Saved data entries:
..............................

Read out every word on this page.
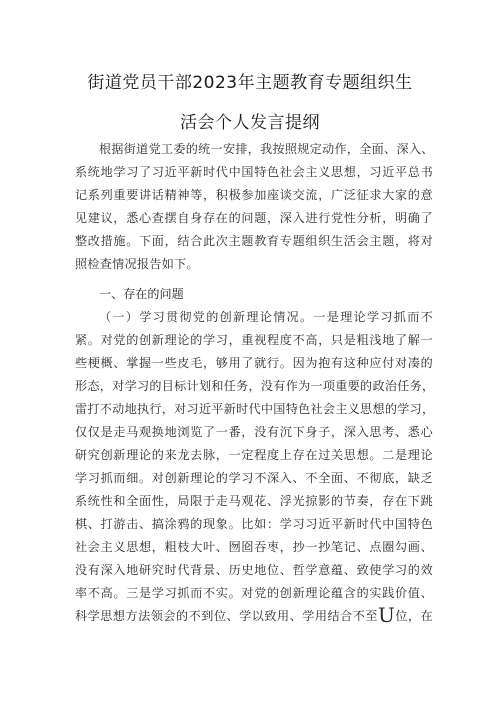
街道党员干部2023年主题教育专题组织生
活会个人发言提纲
根据街道党工委的统一安排，我按照规定动作，全面、深入、
系统地学习了习近平新时代中国特色社会主义思想，习近平总书
记系列重要讲话精神等，积极参加座谈交流，广泛征求大家的意
见建议，悉心查摆自身存在的问题，深入进行党性分析，明确了
整改措施。下面，结合此次主题教育专题组织生活会主题，将对
照检查情况报告如下。
一、存在的问题
（一）学习贯彻党的创新理论情况。一是理论学习抓而不
紧。对党的创新理论的学习，重视程度不高，只是粗浅地了解一
些梗概、掌握一些皮毛，够用了就行。因为抱有这种应付对凑的
形态，对学习的目标计划和任务，没有作为一项重要的政治任务，
雷打不动地执行，对习近平新时代中国特色社会主义思想的学习，
仅仅是走马观换地浏览了一番，没有沉下身子，深入思考、悉心
研究创新理论的来龙去脉，一定程度上存在过关思想。二是理论
学习抓而细。对创新理论的学习不深入、不全面、不彻底，缺乏
系统性和全面性，局限于走马观花、浮光掠影的节奏，存在下跳
棋、打游击、搞涂鸦的现象。比如：学习习近平新时代中国特色
社会主义思想，粗枝大叶、囫囵吞枣，抄一抄笔记、点圈勾画、
没有深入地研究时代背景、历史地位、哲学意蕴、致使学习的效
率不高。三是学习抓而不实。对党的创新理论蕴含的实践价值、
科学思想方法领会的不到位、学以致用、学用结合不至U位，在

..............................

Copy the records above exactly. The pictures are not part of the copy.

PROBLEM SOLUTION:
Read out every word on this page.
街道党员干部2023年主题教育专题组织生
活会个人发言提纲
根据街道党工委的统一安排，我按照规定动作，全面、深入、
系统地学习了习近平新时代中国特色社会主义思想，习近平总书
记系列重要讲话精神等，积极参加座谈交流，广泛征求大家的意
见建议，悉心查摆自身存在的问题，深入进行党性分析，明确了
整改措施。下面，结合此次主题教育专题组织生活会主题，将对
照检查情况报告如下。
一、存在的问题
（一）学习贯彻党的创新理论情况。一是理论学习抓而不
紧。对党的创新理论的学习，重视程度不高，只是粗浅地了解一
些梗概、掌握一些皮毛，够用了就行。因为抱有这种应付对凑的
形态，对学习的目标计划和任务，没有作为一项重要的政治任务，
雷打不动地执行，对习近平新时代中国特色社会主义思想的学习，
仅仅是走马观换地浏览了一番，没有沉下身子，深入思考、悉心
研究创新理论的来龙去脉，一定程度上存在过关思想。二是理论
学习抓而细。对创新理论的学习不深入、不全面、不彻底，缺乏
系统性和全面性，局限于走马观花、浮光掠影的节奏，存在下跳
棋、打游击、搞涂鸦的现象。比如：学习习近平新时代中国特色
社会主义思想，粗枝大叶、囫囵吞枣，抄一抄笔记、点圈勾画、
没有深入地研究时代背景、历史地位、哲学意蕴、致使学习的效
率不高。三是学习抓而不实。对党的创新理论蕴含的实践价值、
科学思想方法领会的不到位、学以致用、学用结合不至U位，在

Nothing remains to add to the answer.